Return the records that follow, matching each one exactly.

▸ Records

-------

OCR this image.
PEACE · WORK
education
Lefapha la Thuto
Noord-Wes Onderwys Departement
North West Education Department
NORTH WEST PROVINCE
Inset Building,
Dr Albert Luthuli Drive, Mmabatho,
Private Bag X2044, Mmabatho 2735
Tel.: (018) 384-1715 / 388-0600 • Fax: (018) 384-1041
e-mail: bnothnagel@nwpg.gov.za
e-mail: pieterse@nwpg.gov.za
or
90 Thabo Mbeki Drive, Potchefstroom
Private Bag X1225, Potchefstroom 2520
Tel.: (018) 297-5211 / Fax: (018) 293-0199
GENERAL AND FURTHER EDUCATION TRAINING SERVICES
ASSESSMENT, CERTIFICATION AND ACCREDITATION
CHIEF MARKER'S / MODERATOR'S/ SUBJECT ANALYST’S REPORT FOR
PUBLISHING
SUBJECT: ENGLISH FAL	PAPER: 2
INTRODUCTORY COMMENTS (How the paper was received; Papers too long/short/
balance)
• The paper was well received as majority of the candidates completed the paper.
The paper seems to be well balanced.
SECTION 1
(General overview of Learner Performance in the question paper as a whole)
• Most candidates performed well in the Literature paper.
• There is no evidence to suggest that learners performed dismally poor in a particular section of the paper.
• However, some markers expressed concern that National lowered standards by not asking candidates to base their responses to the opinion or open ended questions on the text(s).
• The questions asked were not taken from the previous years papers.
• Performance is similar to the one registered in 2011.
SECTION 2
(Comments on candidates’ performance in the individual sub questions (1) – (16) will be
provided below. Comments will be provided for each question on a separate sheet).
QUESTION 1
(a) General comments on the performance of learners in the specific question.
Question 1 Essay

-------

▸ Exercise solution
OCR this image.
PEACE · WORK
education
Lefapha la Thuto
Noord-Wes Onderwys Departement
North West Education Department
NORTH WEST PROVINCE
Inset Building,
Dr Albert Luthuli Drive, Mmabatho,
Private Bag X2044, Mmabatho 2735
Tel.: (018) 384-1715 / 388-0600 • Fax: (018) 384-1041
e-mail: bnothnagel@nwpg.gov.za
e-mail: pieterse@nwpg.gov.za
or
90 Thabo Mbeki Drive, Potchefstroom
Private Bag X1225, Potchefstroom 2520
Tel.: (018) 297-5211 / Fax: (018) 293-0199
GENERAL AND FURTHER EDUCATION TRAINING SERVICES
ASSESSMENT, CERTIFICATION AND ACCREDITATION
CHIEF MARKER'S / MODERATOR'S/ SUBJECT ANALYST’S REPORT FOR
PUBLISHING
SUBJECT: ENGLISH FAL	PAPER: 2
INTRODUCTORY COMMENTS (How the paper was received; Papers too long/short/
balance)
• The paper was well received as majority of the candidates completed the paper.
The paper seems to be well balanced.
SECTION 1
(General overview of Learner Performance in the question paper as a whole)
• Most candidates performed well in the Literature paper.
• There is no evidence to suggest that learners performed dismally poor in a particular section of the paper.
• However, some markers expressed concern that National lowered standards by not asking candidates to base their responses to the opinion or open ended questions on the text(s).
• The questions asked were not taken from the previous years papers.
• Performance is similar to the one registered in 2011.
SECTION 2
(Comments on candidates’ performance in the individual sub questions (1) – (16) will be
provided below. Comments will be provided for each question on a separate sheet).
QUESTION 1
(a) General comments on the performance of learners in the specific question.
Question 1 Essay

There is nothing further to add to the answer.